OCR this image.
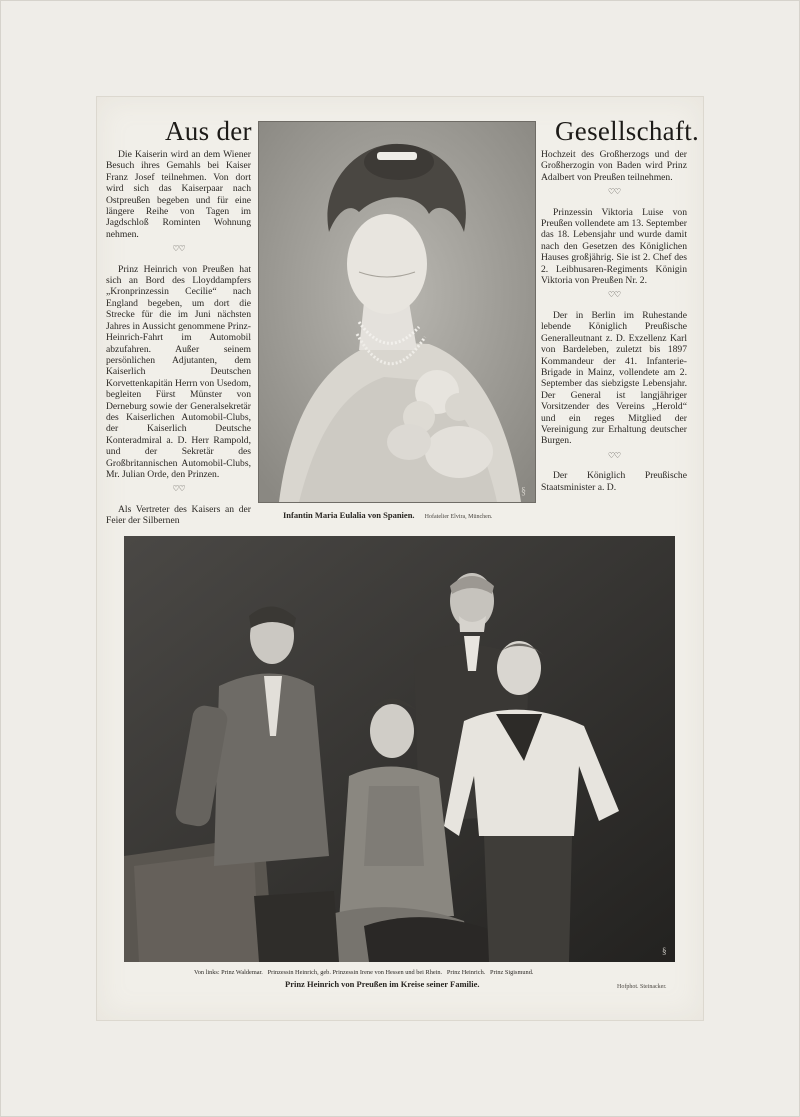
Aus der	Gesellschaft.

Die Kaiserin wird an dem Wiener Besuch ihres Gemahls bei Kaiser Franz Josef teilnehmen. Von dort wird sich das Kaiserpaar nach Ostpreußen begeben und für eine längere Reihe von Tagen im Jagdschloß Rominten Wohnung nehmen.

♡♡

Prinz Heinrich von Preußen hat sich an Bord des Lloyddampfers „Kronprinzessin Cecilie“ nach England begeben, um dort die Strecke für die im Juni nächsten Jahres in Aussicht genommene Prinz-Heinrich-Fahrt im Automobil abzufahren. Außer seinem persönlichen Adjutanten, dem Kaiserlich Deutschen Korvettenkapitän Herrn von Usedom, begleiten Fürst Münster von Derneburg sowie der Generalsekretär des Kaiserlichen Automobil-Clubs, der Kaiserlich Deutsche Konteradmiral a. D. Herr Rampold, und der Sekretär des Großbritannischen Automobil-Clubs, Mr. Julian Orde, den Prinzen.

♡♡

Als Vertreter des Kaisers an der Feier der Silbernen

Hochzeit des Großherzogs und der Großherzogin von Baden wird Prinz Adalbert von Preußen teilnehmen.

♡♡

Prinzessin Viktoria Luise von Preußen vollendete am 13. September das 18. Lebensjahr und wurde damit nach den Gesetzen des Königlichen Hauses großjährig. Sie ist 2. Chef des 2. Leibhusaren-Regiments Königin Viktoria von Preußen Nr. 2.

♡♡

Der in Berlin im Ruhestande lebende Königlich Preußische Generalleutnant z. D. Exzellenz Karl von Bardeleben, zuletzt bis 1897 Kommandeur der 41. Infanterie-Brigade in Mainz, vollendete am 2. September das siebzigste Lebensjahr. Der General ist langjähriger Vorsitzender des Vereins „Herold“ und ein reges Mitglied der Vereinigung zur Erhaltung deutscher Burgen.

♡♡

Der Königlich Preußische Staatsminister a. D.

§
Infantin Maria Eulalia von Spanien. Hofatelier Elvira, München.
§
Von links: Prinz Waldemar.   Prinzessin Heinrich, geb. Prinzessin Irene von Hessen und bei Rhein.   Prinz Heinrich.   Prinz Sigismund.
Prinz Heinrich von Preußen im Kreise seiner Familie.	Hofphot. Steinacker.
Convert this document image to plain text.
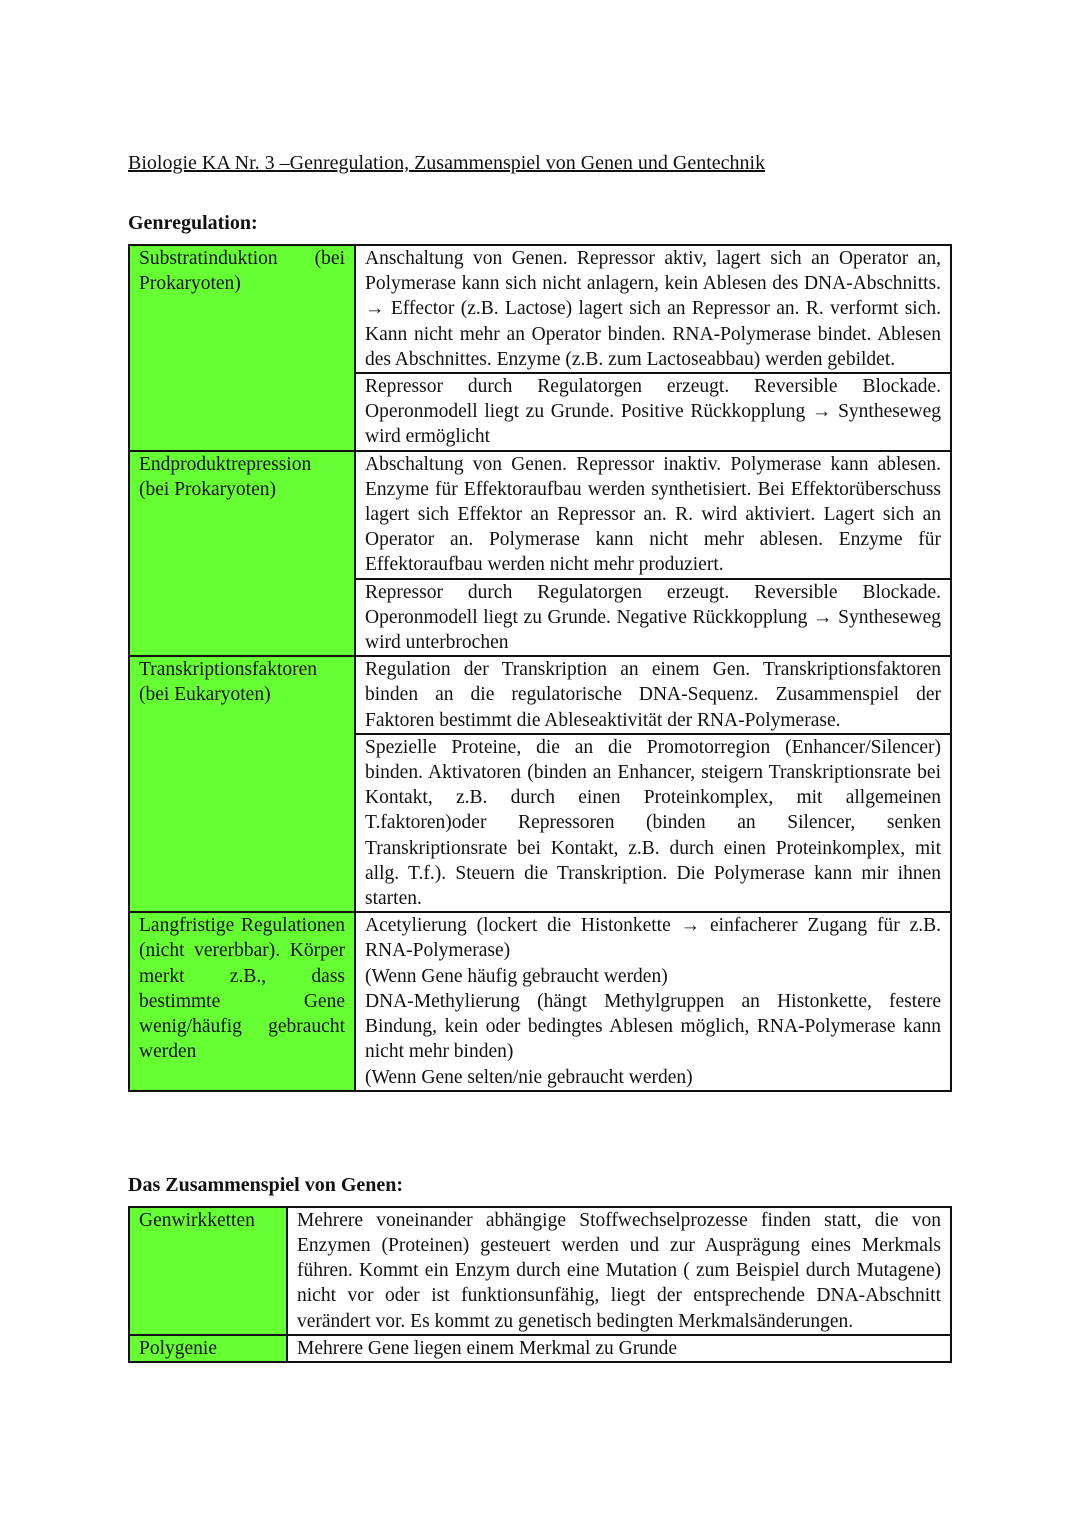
Biologie KA Nr. 3 –Genregulation, Zusammenspiel von Genen und Gentechnik

Genregulation:

Substratinduktion (bei Prokaryoten)	Anschaltung von Genen. Repressor aktiv, lagert sich an Operator an, Polymerase kann sich nicht anlagern, kein Ablesen des DNA-Abschnitts. → Effector (z.B. Lactose) lagert sich an Repressor an. R. verformt sich. Kann nicht mehr an Operator binden. RNA-Polymerase bindet. Ablesen des Abschnittes. Enzyme (z.B. zum Lactoseabbau) werden gebildet.
	Repressor durch Regulatorgen erzeugt. Reversible Blockade. Operonmodell liegt zu Grunde. Positive Rückkopplung → Syntheseweg wird ermöglicht
Endproduktrepression (bei Prokaryoten)	Abschaltung von Genen. Repressor inaktiv. Polymerase kann ablesen. Enzyme für Effektoraufbau werden synthetisiert. Bei Effektorüberschuss lagert sich Effektor an Repressor an. R. wird aktiviert. Lagert sich an Operator an. Polymerase kann nicht mehr ablesen. Enzyme für Effektoraufbau werden nicht mehr produziert.
	Repressor durch Regulatorgen erzeugt. Reversible Blockade. Operonmodell liegt zu Grunde. Negative Rückkopplung → Syntheseweg wird unterbrochen
Transkriptionsfaktoren (bei Eukaryoten)	Regulation der Transkription an einem Gen. Transkriptionsfaktoren binden an die regulatorische DNA-Sequenz. Zusammenspiel der Faktoren bestimmt die Ableseaktivität der RNA-Polymerase.
	Spezielle Proteine, die an die Promotorregion (Enhancer/Silencer) binden. Aktivatoren (binden an Enhancer, steigern Transkriptionsrate bei Kontakt, z.B. durch einen Proteinkomplex, mit allgemeinen T.faktoren)oder Repressoren (binden an Silencer, senken Transkriptionsrate bei Kontakt, z.B. durch einen Proteinkomplex, mit allg. T.f.). Steuern die Transkription. Die Polymerase kann mir ihnen starten.
Langfristige Regulationen (nicht vererbbar). Körper merkt z.B., dass bestimmte Gene wenig/häufig gebraucht werden	Acetylierung (lockert die Histonkette → einfacherer Zugang für z.B. RNA-Polymerase)
(Wenn Gene häufig gebraucht werden)
DNA-Methylierung (hängt Methylgruppen an Histonkette, festere Bindung, kein oder bedingtes Ablesen möglich, RNA-Polymerase kann nicht mehr binden)
(Wenn Gene selten/nie gebraucht werden)

Das Zusammenspiel von Genen:

Genwirkketten	Mehrere voneinander abhängige Stoffwechselprozesse finden statt, die von Enzymen (Proteinen) gesteuert werden und zur Ausprägung eines Merkmals führen. Kommt ein Enzym durch eine Mutation ( zum Beispiel durch Mutagene) nicht vor oder ist funktionsunfähig, liegt der entsprechende DNA-Abschnitt verändert vor. Es kommt zu genetisch bedingten Merkmalsänderungen.
Polygenie	Mehrere Gene liegen einem Merkmal zu Grunde
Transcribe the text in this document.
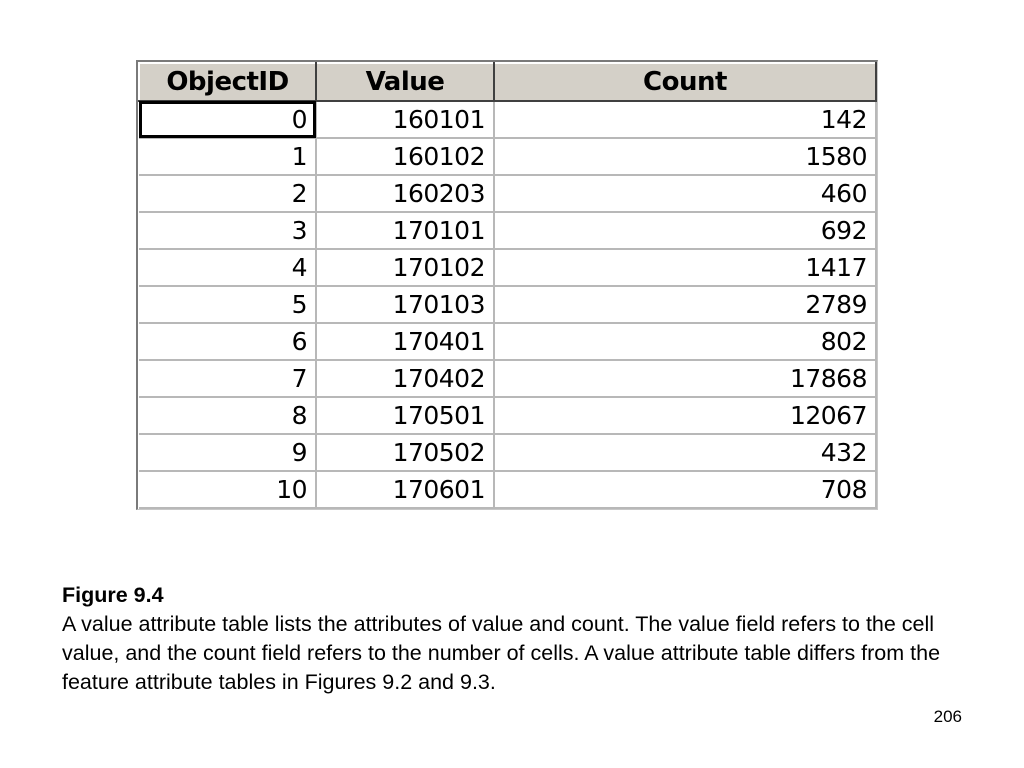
ObjectID	Value	Count
0	160101	142
1	160102	1580
2	160203	460
3	170101	692
4	170102	1417
5	170103	2789
6	170401	802
7	170402	17868
8	170501	12067
9	170502	432
10	170601	708
Figure 9.4
A value attribute table lists the attributes of value and count. The value field refers to the cell value, and the count field refers to the number of cells. A value attribute table differs from the feature attribute tables in Figures 9.2 and 9.3.
206
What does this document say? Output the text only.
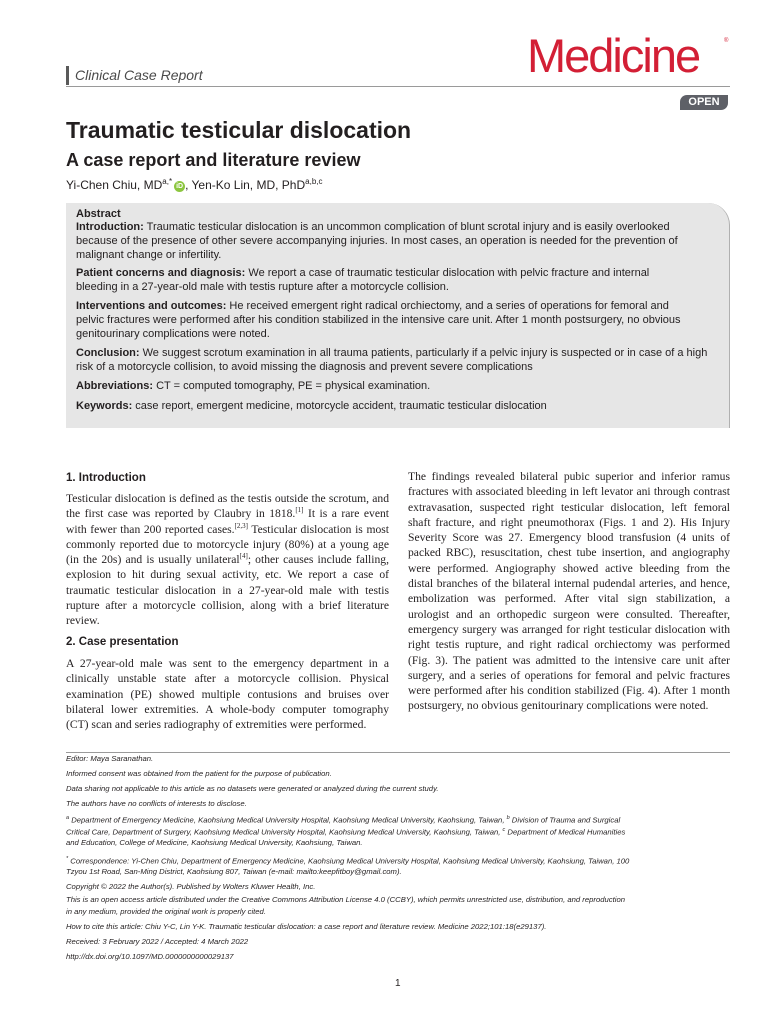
Clinical Case Report	Medicine	®
OPEN
Traumatic testicular dislocation
A case report and literature review
Yi-Chen Chiu, $MD^{a,*}iD$ , Yen-Ko Lin, MD, PhD$^{a,b,c}$
Abstract
Introduction: Traumatic testicular dislocation is an uncommon complication of blunt scrotal injury and is easily overlooked
because of the presence of other severe accompanying injuries. In most cases, an operation is needed for the prevention of
malignant change or infertility.
Patient concerns and diagnosis: We report a case of traumatic testicular dislocation with pelvic fracture and internal
bleeding in a 27-year-old male with testis rupture after a motorcycle collision.
Interventions and outcomes: He received emergent right radical orchiectomy, and a series of operations for femoral and
pelvic fractures were performed after his condition stabilized in the intensive care unit. After 1 month postsurgery, no obvious
genitourinary complications were noted.
Conclusion: We suggest scrotum examination in all trauma patients, particularly if a pelvic injury is suspected or in case of a high
risk of a motorcycle collision, to avoid missing the diagnosis and prevent severe complications
Abbreviations: CT = computed tomography, PE = physical examination.
Keywords: case report, emergent medicine, motorcycle accident, traumatic testicular dislocation
1. Introduction
Testicular dislocation is defined as the testis outside the scrotum, and the first case was reported by Claubry in 1818.[1] It is a rare event with fewer than 200 reported cases.[2,3] Testicular dislocation is most commonly reported due to motorcycle injury (80%) at a young age (in the 20s) and is usually unilateral[4]; other causes include falling, explosion to hit during sexual activity, etc. We report a case of traumatic testicular dislocation in a 27-year-old male with testis rupture after a motorcycle collision, along with a brief literature review.
2. Case presentation
A 27-year-old male was sent to the emergency department in a clinically unstable state after a motorcycle collision. Physical examination (PE) showed multiple contusions and bruises over bilateral lower extremities. A whole-body computer tomography (CT) scan and series radiography of extremities were performed.
The findings revealed bilateral pubic superior and inferior ramus fractures with associated bleeding in left levator ani through contrast extravasation, suspected right testicular dislocation, left femoral shaft fracture, and right pneumothorax (Figs. 1 and 2). His Injury Severity Score was 27. Emergency blood transfusion (4 units of packed RBC), resuscitation, chest tube insertion, and angiography were performed. Angiography showed active bleeding from the distal branches of the bilateral internal pudendal arteries, and hence, embolization was performed. After vital sign stabilization, a urologist and an orthopedic surgeon were consulted. Thereafter, emergency surgery was arranged for right testicular dislocation with right testis rupture, and right radical orchiectomy was performed (Fig. 3). The patient was admitted to the intensive care unit after surgery, and a series of operations for femoral and pelvic fractures were performed after his condition stabilized (Fig. 4). After 1 month postsurgery, no obvious genitourinary complications were noted.
Editor: Maya Saranathan.
Informed consent was obtained from the patient for the purpose of publication.
Data sharing not applicable to this article as no datasets were generated or analyzed during the current study.
The authors have no conflicts of interests to disclose.
$^a$ Department of Emergency Medicine, Kaohsiung Medical University Hospital, Kaohsiung Medical University, Kaohsiung, Taiwan, $^b$ Division of Trauma and Surgical
Critical Care, Department of Surgery, Kaohsiung Medical University Hospital, Kaohsiung Medical University, Kaohsiung, Taiwan, $^c$ Department of Medical Humanities
and Education, College of Medicine, Kaohsiung Medical University, Kaohsiung, Taiwan.
* Correspondence: Yi-Chen Chiu, Department of Emergency Medicine, Kaohsiung Medical University Hospital, Kaohsiung Medical University, Kaohsiung, Taiwan, 100
Tzyou 1st Road, San-Ming District, Kaohsiung 807, Taiwan (e-mail: mailto:keepfitboy@gmail.com).
Copyright © 2022 the Author(s). Published by Wolters Kluwer Health, Inc.
This is an open access article distributed under the Creative Commons Attribution License 4.0 (CCBY), which permits unrestricted use, distribution, and reproduction
in any medium, provided the original work is properly cited.
How to cite this article: Chiu Y-C, Lin Y-K. Traumatic testicular dislocation: a case report and literature review. Medicine 2022;101:18(e29137).
Received: 3 February 2022 / Accepted: 4 March 2022
http://dx.doi.org/10.1097/MD.0000000000029137
1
|---|
Problem to solve >> What lines hold the string "erzeugt"? Pick them out of the data.

Completed exercise >>
	Repressor durch Regulatorgen erzeugt. Reversible Blockade. Operonmodell liegt zu Grunde. Positive Rückkopplung → Syntheseweg wird ermöglicht
	Repressor durch Regulatorgen erzeugt. Reversible Blockade. Operonmodell liegt zu Grunde. Negative Rückkopplung → Syntheseweg wird unterbrochen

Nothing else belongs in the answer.